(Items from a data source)
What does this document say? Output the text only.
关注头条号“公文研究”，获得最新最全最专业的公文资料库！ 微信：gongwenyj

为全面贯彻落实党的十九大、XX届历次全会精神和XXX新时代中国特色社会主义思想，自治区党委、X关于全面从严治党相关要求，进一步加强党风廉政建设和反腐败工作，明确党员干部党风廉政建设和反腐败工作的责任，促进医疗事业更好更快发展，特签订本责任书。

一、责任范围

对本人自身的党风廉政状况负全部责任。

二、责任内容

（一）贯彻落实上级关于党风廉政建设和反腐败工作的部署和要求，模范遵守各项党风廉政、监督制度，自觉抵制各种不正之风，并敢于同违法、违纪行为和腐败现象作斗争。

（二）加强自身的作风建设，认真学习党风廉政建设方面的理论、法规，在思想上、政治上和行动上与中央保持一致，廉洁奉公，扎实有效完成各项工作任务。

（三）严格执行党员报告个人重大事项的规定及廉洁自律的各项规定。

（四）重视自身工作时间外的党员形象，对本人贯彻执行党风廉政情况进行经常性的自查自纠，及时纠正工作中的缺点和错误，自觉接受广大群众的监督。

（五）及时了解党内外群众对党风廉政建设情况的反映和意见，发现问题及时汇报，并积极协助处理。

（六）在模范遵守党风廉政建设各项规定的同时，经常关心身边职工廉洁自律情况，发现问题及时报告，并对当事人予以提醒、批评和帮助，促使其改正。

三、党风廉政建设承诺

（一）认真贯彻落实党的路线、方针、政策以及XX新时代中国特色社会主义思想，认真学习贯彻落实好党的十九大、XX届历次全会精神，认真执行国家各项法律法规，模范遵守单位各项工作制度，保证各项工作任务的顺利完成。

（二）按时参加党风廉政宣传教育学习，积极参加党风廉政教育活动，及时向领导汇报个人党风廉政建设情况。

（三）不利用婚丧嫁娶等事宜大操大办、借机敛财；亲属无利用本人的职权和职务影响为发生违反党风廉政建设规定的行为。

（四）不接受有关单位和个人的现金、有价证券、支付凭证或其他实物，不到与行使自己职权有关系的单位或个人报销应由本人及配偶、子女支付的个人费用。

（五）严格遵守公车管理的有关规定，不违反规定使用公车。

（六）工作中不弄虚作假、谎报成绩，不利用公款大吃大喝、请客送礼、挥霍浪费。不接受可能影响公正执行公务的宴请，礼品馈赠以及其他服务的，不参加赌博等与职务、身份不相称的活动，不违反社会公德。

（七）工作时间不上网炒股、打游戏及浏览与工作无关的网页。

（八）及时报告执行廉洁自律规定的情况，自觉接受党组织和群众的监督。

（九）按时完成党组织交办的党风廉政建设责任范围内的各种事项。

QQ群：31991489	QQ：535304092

EXERCISE REQUIREMENTS:
Give back all the records exactly as they stand.

ANSWER TO THE EXERCISE:
What does this document say? Output the text only.
关注头条号“公文研究”，获得最新最全最专业的公文资料库！ 微信：gongwenyj

为全面贯彻落实党的十九大、XX届历次全会精神和XXX新时代中国特色社会主义思想，自治区党委、X关于全面从严治党相关要求，进一步加强党风廉政建设和反腐败工作，明确党员干部党风廉政建设和反腐败工作的责任，促进医疗事业更好更快发展，特签订本责任书。

一、责任范围

对本人自身的党风廉政状况负全部责任。

二、责任内容

（一）贯彻落实上级关于党风廉政建设和反腐败工作的部署和要求，模范遵守各项党风廉政、监督制度，自觉抵制各种不正之风，并敢于同违法、违纪行为和腐败现象作斗争。

（二）加强自身的作风建设，认真学习党风廉政建设方面的理论、法规，在思想上、政治上和行动上与中央保持一致，廉洁奉公，扎实有效完成各项工作任务。

（三）严格执行党员报告个人重大事项的规定及廉洁自律的各项规定。

（四）重视自身工作时间外的党员形象，对本人贯彻执行党风廉政情况进行经常性的自查自纠，及时纠正工作中的缺点和错误，自觉接受广大群众的监督。

（五）及时了解党内外群众对党风廉政建设情况的反映和意见，发现问题及时汇报，并积极协助处理。

（六）在模范遵守党风廉政建设各项规定的同时，经常关心身边职工廉洁自律情况，发现问题及时报告，并对当事人予以提醒、批评和帮助，促使其改正。

三、党风廉政建设承诺

（一）认真贯彻落实党的路线、方针、政策以及XX新时代中国特色社会主义思想，认真学习贯彻落实好党的十九大、XX届历次全会精神，认真执行国家各项法律法规，模范遵守单位各项工作制度，保证各项工作任务的顺利完成。

（二）按时参加党风廉政宣传教育学习，积极参加党风廉政教育活动，及时向领导汇报个人党风廉政建设情况。

（三）不利用婚丧嫁娶等事宜大操大办、借机敛财；亲属无利用本人的职权和职务影响为发生违反党风廉政建设规定的行为。

（四）不接受有关单位和个人的现金、有价证券、支付凭证或其他实物，不到与行使自己职权有关系的单位或个人报销应由本人及配偶、子女支付的个人费用。

（五）严格遵守公车管理的有关规定，不违反规定使用公车。

（六）工作中不弄虚作假、谎报成绩，不利用公款大吃大喝、请客送礼、挥霍浪费。不接受可能影响公正执行公务的宴请，礼品馈赠以及其他服务的，不参加赌博等与职务、身份不相称的活动，不违反社会公德。

（七）工作时间不上网炒股、打游戏及浏览与工作无关的网页。

（八）及时报告执行廉洁自律规定的情况，自觉接受党组织和群众的监督。

（九）按时完成党组织交办的党风廉政建设责任范围内的各种事项。

QQ群：31991489	QQ：535304092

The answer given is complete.